_What is required_:
Copy each line of the entries beneath that contains the word "Woodworking".

======== Dataset records ========

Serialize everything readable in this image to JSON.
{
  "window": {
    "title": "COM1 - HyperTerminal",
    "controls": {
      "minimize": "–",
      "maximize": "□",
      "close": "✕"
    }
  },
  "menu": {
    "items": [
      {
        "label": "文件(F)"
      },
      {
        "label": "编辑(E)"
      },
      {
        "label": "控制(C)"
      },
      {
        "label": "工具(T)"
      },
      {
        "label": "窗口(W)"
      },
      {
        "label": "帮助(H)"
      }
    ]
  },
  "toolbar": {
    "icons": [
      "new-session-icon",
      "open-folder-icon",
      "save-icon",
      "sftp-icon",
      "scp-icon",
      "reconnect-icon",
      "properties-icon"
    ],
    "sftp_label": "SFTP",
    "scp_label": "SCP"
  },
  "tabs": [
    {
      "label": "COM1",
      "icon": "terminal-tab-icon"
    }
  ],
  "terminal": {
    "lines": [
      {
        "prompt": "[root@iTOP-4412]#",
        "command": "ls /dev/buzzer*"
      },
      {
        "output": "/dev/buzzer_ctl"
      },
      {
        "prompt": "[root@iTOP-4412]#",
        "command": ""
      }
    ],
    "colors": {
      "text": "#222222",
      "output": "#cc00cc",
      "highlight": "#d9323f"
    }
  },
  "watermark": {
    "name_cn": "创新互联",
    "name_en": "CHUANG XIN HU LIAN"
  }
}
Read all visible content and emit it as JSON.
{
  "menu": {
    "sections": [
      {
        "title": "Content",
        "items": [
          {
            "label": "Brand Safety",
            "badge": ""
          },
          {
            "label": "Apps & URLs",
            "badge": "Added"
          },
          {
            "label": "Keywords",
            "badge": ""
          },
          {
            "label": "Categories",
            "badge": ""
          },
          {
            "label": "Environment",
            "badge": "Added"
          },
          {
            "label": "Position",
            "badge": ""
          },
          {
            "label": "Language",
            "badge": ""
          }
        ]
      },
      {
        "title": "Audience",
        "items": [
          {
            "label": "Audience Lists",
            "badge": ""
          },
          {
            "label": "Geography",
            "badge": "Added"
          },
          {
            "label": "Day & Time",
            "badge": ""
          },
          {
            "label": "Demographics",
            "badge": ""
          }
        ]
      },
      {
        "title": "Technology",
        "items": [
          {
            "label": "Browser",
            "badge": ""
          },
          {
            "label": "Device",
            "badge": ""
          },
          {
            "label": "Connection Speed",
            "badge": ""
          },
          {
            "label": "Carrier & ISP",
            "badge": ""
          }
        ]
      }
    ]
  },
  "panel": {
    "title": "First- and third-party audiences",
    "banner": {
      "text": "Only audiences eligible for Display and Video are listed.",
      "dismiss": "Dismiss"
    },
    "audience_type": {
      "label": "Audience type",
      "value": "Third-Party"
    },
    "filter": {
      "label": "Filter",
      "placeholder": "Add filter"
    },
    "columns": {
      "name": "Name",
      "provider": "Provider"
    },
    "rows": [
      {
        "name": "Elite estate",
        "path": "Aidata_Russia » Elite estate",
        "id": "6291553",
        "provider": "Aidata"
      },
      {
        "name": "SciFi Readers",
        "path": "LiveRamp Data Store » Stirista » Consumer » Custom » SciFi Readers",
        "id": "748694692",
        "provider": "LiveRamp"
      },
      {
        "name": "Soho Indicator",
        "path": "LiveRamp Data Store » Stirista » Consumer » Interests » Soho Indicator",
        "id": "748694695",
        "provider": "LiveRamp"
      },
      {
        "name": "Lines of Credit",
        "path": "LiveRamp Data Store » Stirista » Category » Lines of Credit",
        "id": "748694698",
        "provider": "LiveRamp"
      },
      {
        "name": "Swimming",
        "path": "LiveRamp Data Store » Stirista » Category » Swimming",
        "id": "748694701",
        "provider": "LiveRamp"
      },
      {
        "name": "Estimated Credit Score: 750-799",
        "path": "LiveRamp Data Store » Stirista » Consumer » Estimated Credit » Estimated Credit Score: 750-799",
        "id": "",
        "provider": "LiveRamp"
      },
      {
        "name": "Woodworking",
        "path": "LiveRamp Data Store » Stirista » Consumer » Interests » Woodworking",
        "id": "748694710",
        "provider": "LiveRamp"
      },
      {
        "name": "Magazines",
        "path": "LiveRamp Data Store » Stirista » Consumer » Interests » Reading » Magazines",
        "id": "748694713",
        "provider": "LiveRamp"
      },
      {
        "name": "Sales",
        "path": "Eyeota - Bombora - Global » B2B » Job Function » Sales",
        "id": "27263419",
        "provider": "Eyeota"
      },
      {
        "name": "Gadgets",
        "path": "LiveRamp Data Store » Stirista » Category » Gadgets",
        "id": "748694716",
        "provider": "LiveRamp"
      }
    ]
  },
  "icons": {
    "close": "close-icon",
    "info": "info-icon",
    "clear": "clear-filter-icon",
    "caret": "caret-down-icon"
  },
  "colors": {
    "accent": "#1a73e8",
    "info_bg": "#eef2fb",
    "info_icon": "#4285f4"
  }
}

========

_The response_:
        "name": "Woodworking",
        "path": "LiveRamp Data Store » Stirista » Consumer » Interests » Woodworking",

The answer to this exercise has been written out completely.